(Given task) Would you set down every entry shown below, precisely as written?

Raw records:
──────

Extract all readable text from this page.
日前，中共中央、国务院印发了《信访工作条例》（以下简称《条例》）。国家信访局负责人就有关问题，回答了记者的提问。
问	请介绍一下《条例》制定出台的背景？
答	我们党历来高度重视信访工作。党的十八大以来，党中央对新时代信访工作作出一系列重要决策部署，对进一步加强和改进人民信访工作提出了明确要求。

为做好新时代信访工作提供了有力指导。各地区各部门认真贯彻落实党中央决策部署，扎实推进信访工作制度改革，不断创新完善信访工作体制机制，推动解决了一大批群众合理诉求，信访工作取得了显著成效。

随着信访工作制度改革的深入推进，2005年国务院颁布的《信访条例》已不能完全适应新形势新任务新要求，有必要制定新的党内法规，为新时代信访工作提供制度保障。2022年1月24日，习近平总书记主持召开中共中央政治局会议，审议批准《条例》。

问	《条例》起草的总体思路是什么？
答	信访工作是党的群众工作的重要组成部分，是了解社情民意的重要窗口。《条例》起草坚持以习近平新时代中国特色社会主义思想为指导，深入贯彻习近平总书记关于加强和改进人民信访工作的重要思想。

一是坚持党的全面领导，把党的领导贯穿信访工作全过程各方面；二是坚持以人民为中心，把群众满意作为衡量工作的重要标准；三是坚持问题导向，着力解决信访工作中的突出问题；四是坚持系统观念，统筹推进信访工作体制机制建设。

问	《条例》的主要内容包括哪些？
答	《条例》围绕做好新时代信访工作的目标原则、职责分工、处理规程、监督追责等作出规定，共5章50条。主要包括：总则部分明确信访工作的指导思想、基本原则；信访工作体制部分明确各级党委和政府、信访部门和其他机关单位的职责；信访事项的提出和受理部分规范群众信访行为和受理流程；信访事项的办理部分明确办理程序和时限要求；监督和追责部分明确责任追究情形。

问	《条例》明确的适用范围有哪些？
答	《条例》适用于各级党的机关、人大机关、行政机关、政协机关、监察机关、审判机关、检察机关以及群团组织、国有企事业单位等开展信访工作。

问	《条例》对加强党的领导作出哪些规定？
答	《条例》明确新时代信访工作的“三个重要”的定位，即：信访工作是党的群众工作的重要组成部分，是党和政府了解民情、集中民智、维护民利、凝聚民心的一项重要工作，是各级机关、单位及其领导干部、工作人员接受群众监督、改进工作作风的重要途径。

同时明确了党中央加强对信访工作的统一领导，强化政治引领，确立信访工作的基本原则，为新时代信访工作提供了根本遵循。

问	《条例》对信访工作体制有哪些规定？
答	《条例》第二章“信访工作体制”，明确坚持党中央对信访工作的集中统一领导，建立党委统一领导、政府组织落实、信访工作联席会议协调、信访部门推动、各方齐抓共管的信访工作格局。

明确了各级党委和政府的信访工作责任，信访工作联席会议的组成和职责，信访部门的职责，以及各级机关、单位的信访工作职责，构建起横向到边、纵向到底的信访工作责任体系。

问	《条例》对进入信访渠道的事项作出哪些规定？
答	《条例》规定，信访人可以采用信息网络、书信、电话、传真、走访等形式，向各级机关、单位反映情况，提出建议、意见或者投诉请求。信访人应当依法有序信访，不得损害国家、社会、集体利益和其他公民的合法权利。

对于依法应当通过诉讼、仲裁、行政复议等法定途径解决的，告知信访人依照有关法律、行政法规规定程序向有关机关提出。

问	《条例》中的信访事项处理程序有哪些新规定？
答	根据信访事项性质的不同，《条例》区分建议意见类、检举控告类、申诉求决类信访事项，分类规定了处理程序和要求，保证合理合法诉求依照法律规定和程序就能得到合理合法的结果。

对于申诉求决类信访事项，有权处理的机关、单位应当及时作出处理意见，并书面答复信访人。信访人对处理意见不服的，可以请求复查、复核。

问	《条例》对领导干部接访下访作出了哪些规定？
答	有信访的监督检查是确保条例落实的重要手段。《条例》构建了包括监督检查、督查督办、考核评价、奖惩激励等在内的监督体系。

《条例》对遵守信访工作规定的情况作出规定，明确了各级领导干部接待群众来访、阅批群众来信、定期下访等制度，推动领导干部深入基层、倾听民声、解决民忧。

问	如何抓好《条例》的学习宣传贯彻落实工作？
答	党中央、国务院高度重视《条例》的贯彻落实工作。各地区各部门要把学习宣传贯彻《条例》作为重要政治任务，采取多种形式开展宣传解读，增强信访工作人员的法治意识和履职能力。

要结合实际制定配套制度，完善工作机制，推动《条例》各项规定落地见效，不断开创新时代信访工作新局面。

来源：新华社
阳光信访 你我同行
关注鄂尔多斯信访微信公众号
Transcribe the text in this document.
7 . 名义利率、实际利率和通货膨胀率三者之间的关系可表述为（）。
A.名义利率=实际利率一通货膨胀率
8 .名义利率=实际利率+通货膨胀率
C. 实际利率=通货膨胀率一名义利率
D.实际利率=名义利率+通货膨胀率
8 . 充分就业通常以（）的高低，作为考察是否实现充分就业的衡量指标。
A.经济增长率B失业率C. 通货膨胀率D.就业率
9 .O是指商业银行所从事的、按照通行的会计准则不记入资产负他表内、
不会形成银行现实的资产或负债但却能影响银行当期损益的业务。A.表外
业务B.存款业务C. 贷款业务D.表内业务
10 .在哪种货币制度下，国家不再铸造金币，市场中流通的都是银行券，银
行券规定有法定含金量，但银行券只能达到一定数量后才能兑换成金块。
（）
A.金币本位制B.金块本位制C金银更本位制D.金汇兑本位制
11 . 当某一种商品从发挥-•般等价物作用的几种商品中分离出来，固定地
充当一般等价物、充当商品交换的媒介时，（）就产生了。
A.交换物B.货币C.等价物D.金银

──────

(Written solution)
Extract all readable text from this page.
日前，中共中央、国务院印发了《信访工作条例》（以下简称《条例》）。国家信访局负责人就有关问题，回答了记者的提问。
问	请介绍一下《条例》制定出台的背景？
答	我们党历来高度重视信访工作。党的十八大以来，党中央对新时代信访工作作出一系列重要决策部署，对进一步加强和改进人民信访工作提出了明确要求。

为做好新时代信访工作提供了有力指导。各地区各部门认真贯彻落实党中央决策部署，扎实推进信访工作制度改革，不断创新完善信访工作体制机制，推动解决了一大批群众合理诉求，信访工作取得了显著成效。

随着信访工作制度改革的深入推进，2005年国务院颁布的《信访条例》已不能完全适应新形势新任务新要求，有必要制定新的党内法规，为新时代信访工作提供制度保障。2022年1月24日，习近平总书记主持召开中共中央政治局会议，审议批准《条例》。

问	《条例》起草的总体思路是什么？
答	信访工作是党的群众工作的重要组成部分，是了解社情民意的重要窗口。《条例》起草坚持以习近平新时代中国特色社会主义思想为指导，深入贯彻习近平总书记关于加强和改进人民信访工作的重要思想。

一是坚持党的全面领导，把党的领导贯穿信访工作全过程各方面；二是坚持以人民为中心，把群众满意作为衡量工作的重要标准；三是坚持问题导向，着力解决信访工作中的突出问题；四是坚持系统观念，统筹推进信访工作体制机制建设。

问	《条例》的主要内容包括哪些？
答	《条例》围绕做好新时代信访工作的目标原则、职责分工、处理规程、监督追责等作出规定，共5章50条。主要包括：总则部分明确信访工作的指导思想、基本原则；信访工作体制部分明确各级党委和政府、信访部门和其他机关单位的职责；信访事项的提出和受理部分规范群众信访行为和受理流程；信访事项的办理部分明确办理程序和时限要求；监督和追责部分明确责任追究情形。

问	《条例》明确的适用范围有哪些？
答	《条例》适用于各级党的机关、人大机关、行政机关、政协机关、监察机关、审判机关、检察机关以及群团组织、国有企事业单位等开展信访工作。

问	《条例》对加强党的领导作出哪些规定？
答	《条例》明确新时代信访工作的“三个重要”的定位，即：信访工作是党的群众工作的重要组成部分，是党和政府了解民情、集中民智、维护民利、凝聚民心的一项重要工作，是各级机关、单位及其领导干部、工作人员接受群众监督、改进工作作风的重要途径。

同时明确了党中央加强对信访工作的统一领导，强化政治引领，确立信访工作的基本原则，为新时代信访工作提供了根本遵循。

问	《条例》对信访工作体制有哪些规定？
答	《条例》第二章“信访工作体制”，明确坚持党中央对信访工作的集中统一领导，建立党委统一领导、政府组织落实、信访工作联席会议协调、信访部门推动、各方齐抓共管的信访工作格局。

明确了各级党委和政府的信访工作责任，信访工作联席会议的组成和职责，信访部门的职责，以及各级机关、单位的信访工作职责，构建起横向到边、纵向到底的信访工作责任体系。

问	《条例》对进入信访渠道的事项作出哪些规定？
答	《条例》规定，信访人可以采用信息网络、书信、电话、传真、走访等形式，向各级机关、单位反映情况，提出建议、意见或者投诉请求。信访人应当依法有序信访，不得损害国家、社会、集体利益和其他公民的合法权利。

对于依法应当通过诉讼、仲裁、行政复议等法定途径解决的，告知信访人依照有关法律、行政法规规定程序向有关机关提出。

问	《条例》中的信访事项处理程序有哪些新规定？
答	根据信访事项性质的不同，《条例》区分建议意见类、检举控告类、申诉求决类信访事项，分类规定了处理程序和要求，保证合理合法诉求依照法律规定和程序就能得到合理合法的结果。

对于申诉求决类信访事项，有权处理的机关、单位应当及时作出处理意见，并书面答复信访人。信访人对处理意见不服的，可以请求复查、复核。

问	《条例》对领导干部接访下访作出了哪些规定？
答	有信访的监督检查是确保条例落实的重要手段。《条例》构建了包括监督检查、督查督办、考核评价、奖惩激励等在内的监督体系。

《条例》对遵守信访工作规定的情况作出规定，明确了各级领导干部接待群众来访、阅批群众来信、定期下访等制度，推动领导干部深入基层、倾听民声、解决民忧。

问	如何抓好《条例》的学习宣传贯彻落实工作？
答	党中央、国务院高度重视《条例》的贯彻落实工作。各地区各部门要把学习宣传贯彻《条例》作为重要政治任务，采取多种形式开展宣传解读，增强信访工作人员的法治意识和履职能力。

要结合实际制定配套制度，完善工作机制，推动《条例》各项规定落地见效，不断开创新时代信访工作新局面。

来源：新华社
阳光信访 你我同行
关注鄂尔多斯信访微信公众号
Transcribe the text in this document.
7 . 名义利率、实际利率和通货膨胀率三者之间的关系可表述为（）。
A.名义利率=实际利率一通货膨胀率
8 .名义利率=实际利率+通货膨胀率
C. 实际利率=通货膨胀率一名义利率
D.实际利率=名义利率+通货膨胀率
8 . 充分就业通常以（）的高低，作为考察是否实现充分就业的衡量指标。
A.经济增长率B失业率C. 通货膨胀率D.就业率
9 .O是指商业银行所从事的、按照通行的会计准则不记入资产负他表内、
不会形成银行现实的资产或负债但却能影响银行当期损益的业务。A.表外
业务B.存款业务C. 贷款业务D.表内业务
10 .在哪种货币制度下，国家不再铸造金币，市场中流通的都是银行券，银
行券规定有法定含金量，但银行券只能达到一定数量后才能兑换成金块。
（）
A.金币本位制B.金块本位制C金银更本位制D.金汇兑本位制
11 . 当某一种商品从发挥-•般等价物作用的几种商品中分离出来，固定地
充当一般等价物、充当商品交换的媒介时，（）就产生了。
A.交换物B.货币C.等价物D.金银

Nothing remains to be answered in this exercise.